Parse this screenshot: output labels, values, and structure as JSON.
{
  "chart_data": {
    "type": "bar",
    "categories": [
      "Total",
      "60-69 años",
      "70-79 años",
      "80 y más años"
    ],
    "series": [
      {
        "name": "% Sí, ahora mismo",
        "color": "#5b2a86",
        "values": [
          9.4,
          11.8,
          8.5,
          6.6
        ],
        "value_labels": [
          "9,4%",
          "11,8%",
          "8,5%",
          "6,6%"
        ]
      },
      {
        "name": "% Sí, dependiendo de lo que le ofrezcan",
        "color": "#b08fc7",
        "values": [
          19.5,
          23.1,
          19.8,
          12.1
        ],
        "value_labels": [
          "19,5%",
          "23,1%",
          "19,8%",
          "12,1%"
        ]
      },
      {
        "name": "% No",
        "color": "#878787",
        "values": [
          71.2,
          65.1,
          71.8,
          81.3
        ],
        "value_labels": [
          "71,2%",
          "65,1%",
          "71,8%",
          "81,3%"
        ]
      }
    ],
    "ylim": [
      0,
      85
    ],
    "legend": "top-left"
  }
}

==

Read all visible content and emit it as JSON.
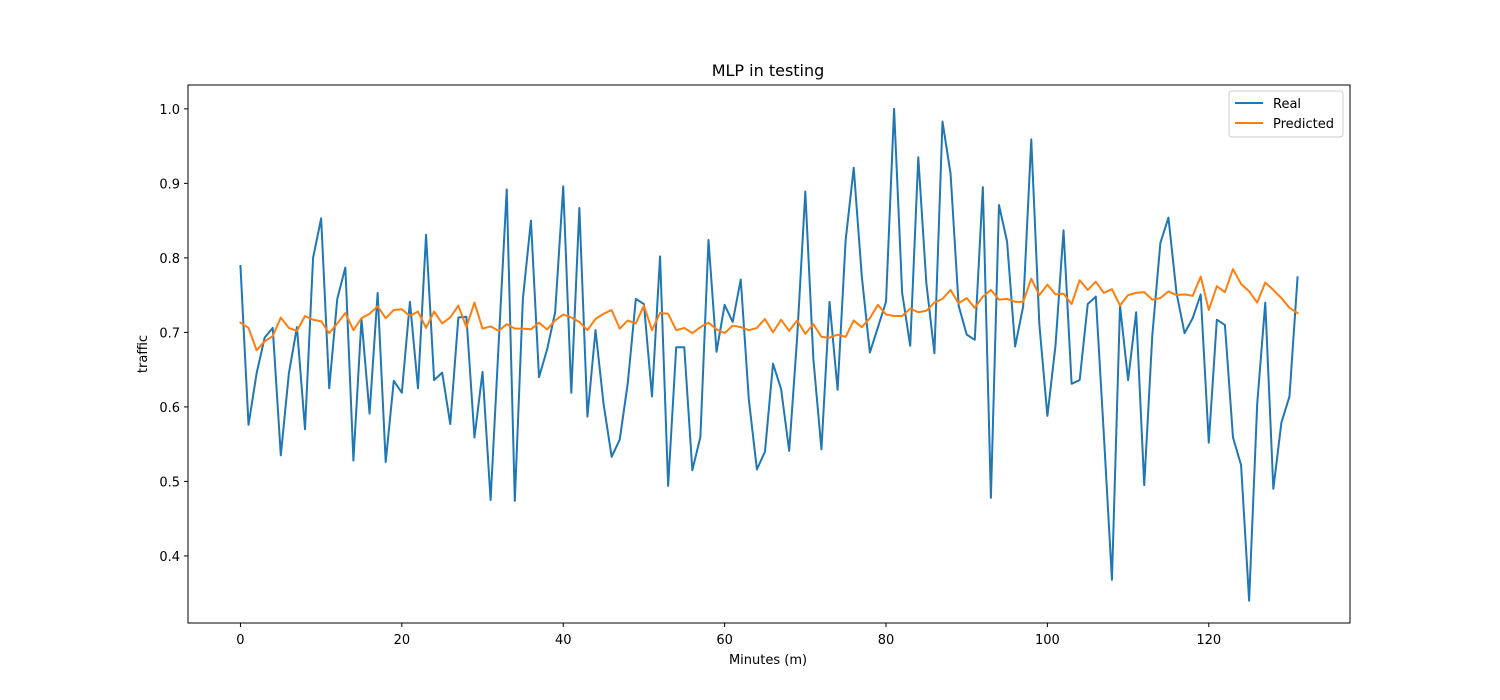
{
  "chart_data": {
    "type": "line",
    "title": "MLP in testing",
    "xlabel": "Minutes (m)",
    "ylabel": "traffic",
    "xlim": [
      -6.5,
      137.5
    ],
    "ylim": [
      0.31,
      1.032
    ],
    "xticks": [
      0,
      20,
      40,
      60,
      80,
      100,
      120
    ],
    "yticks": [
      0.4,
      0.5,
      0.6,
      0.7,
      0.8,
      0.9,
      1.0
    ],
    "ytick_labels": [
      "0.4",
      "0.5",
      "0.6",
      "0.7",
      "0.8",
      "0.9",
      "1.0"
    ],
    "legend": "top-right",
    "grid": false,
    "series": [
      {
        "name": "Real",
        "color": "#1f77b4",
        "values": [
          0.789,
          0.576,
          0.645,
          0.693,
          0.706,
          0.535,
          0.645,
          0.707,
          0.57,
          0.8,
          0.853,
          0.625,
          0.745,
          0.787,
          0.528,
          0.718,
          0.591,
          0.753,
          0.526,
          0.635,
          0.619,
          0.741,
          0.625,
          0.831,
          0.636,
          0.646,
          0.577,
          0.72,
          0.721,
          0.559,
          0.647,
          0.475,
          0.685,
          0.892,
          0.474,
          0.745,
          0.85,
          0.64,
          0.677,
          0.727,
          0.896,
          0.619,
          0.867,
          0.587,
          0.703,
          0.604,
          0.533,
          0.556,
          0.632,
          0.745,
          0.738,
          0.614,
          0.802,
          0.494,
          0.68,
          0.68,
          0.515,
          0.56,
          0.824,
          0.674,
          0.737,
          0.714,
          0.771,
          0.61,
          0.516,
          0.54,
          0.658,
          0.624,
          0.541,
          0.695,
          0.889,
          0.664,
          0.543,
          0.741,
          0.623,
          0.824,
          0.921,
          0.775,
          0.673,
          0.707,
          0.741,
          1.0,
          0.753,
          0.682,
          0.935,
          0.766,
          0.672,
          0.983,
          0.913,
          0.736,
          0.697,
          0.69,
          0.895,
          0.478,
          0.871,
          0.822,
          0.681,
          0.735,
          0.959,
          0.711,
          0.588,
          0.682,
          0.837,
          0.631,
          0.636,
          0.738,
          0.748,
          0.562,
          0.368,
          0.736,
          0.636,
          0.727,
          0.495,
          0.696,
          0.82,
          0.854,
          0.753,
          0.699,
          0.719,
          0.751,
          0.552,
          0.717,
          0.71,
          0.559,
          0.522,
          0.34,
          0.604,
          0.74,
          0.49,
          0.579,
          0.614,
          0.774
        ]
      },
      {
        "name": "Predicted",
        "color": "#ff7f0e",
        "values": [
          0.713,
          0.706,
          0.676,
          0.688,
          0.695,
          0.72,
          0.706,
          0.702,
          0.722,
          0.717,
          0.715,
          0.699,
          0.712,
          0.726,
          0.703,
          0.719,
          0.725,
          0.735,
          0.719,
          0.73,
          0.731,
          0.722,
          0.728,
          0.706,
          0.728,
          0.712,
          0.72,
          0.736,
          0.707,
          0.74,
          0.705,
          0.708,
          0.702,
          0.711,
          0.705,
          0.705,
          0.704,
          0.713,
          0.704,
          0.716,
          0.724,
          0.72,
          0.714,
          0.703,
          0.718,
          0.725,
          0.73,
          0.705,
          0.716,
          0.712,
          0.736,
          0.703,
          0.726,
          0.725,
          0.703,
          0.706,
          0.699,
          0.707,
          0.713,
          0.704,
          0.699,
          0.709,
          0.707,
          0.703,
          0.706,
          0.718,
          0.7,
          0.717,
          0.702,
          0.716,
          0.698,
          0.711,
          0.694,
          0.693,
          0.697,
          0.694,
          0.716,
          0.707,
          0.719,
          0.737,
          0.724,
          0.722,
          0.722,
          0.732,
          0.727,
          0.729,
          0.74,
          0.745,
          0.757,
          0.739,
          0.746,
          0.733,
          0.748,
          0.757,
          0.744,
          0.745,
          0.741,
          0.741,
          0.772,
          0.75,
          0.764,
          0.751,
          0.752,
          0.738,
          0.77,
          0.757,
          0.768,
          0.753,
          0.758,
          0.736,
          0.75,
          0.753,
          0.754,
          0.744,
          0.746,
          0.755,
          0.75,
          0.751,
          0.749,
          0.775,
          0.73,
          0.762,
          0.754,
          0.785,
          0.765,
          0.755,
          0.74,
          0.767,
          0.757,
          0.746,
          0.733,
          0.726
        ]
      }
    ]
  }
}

_EXERCISE DETAILS:_ Collect, from the material above, every line containing the word "color".

_TASK OUTPUT:_
        "color": "#5b2a86",
        "color": "#b08fc7",
        "color": "#878787",
        "color": "#1f77b4",
        "color": "#ff7f0e",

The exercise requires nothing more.